Según el texto sobre Leopoldo Torres Agüero, ¿con qué materiales experimentó en sus obras monumentales? Nómbralos todos.

**Texto de referencia:**
★ ★ ★ ★ ★
Leopoldo Torres Agüero

como mariposa en el viento

Por Cristina Rossi* | febrero 08, 2012

En pintura la improvisación es un estado de gracia donde el espíritu se vuelve mariposa en el viento.
Leopoldo Torres Agüero

Leopoldo Torres Agüero

Músico y pintor, interesado por la figura humana y el paisaje, el arte mural y el signo espontáneo, los efectos de la luz y la vibración de los matices, en todas las etapas de su producción Leopoldo Torres Agüero fue un artista inclinado a experimentar con la forma y el color.
Tras su primera etapa de formación en la provincia argentina de La Rioja, en 1941 se trasladó a Buenos Aires para continuar sus desarrollos y, luego de haber recibido uno de los premios que otorgaba el Salón Nacional, en 1949 decidió partir hacia París. Mientras residía en la Maison Argentine de la Cité Universitaire se acercó a Cândido Portinari. Este contacto fortaleció su interés por el arte monumental que puso en práctica primero en las galerías comerciales proyectadas por el estudio Aslán y Ezcurra en Buenos Aires y, después, en edificios bancarios, teatrales y hasta en la Iglesia parroquial de Olivos. Más tarde, también volcó su interés por la experimentación con el mármol, acero inoxidable, tela o yute en este tipo de obras monumentales.
Hacia mediados de la década del 50 los estudiantes de las escuelas de bellas artes porteñas comenzaron una lucha sostenida para exigir la renovación de los planes de estudio y la transformación de la Escuela en una Facultad de Artes. Desconociendo la autoridad del cuerpo docente, el 3 de octubre de 1955 un Movimiento Estudiantil tomó las tres escuelas de arte. Sin embargo, para no interrumpir sus estudios los alumnos pidieron colaboración a los artistas jóvenes y dispuestos a enseñar: Torres Agüero se contó entre los profesores preferidos por el alumnado.
Dibujante ejemplar, su enseñanza no sólo proponía sensibilizar a cada uno frente a las diferentes calidades de la línea, sino que procuraba liberar su trazo. No fue casual, por cierto, que fuera uno de los anfitriones de Georges Mathieu cuando, en noviembre de 1959, extendió su tela sobre el piso del patio de la Escuela de Bellas Artes Manuel Belgrano, durante la visita que realizó a Buenos Aires.
★ ★ ★ ★ ★
**Datos proporcionados:**
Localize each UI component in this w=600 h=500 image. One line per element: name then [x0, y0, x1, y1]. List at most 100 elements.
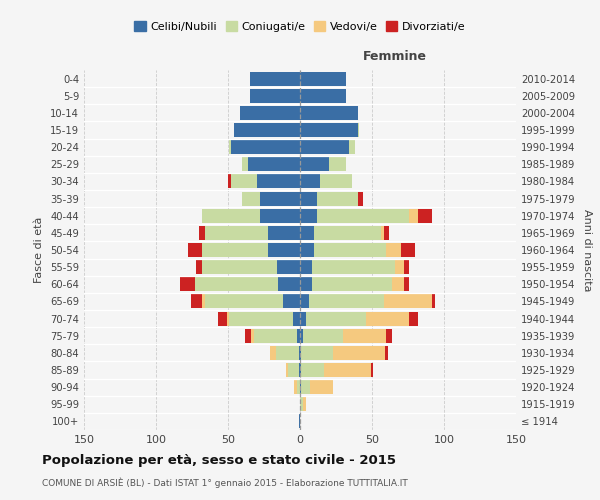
★ ★ ★ ★ ★
**Respuesta:**
Mármol, acero inoxidable, tela y yute.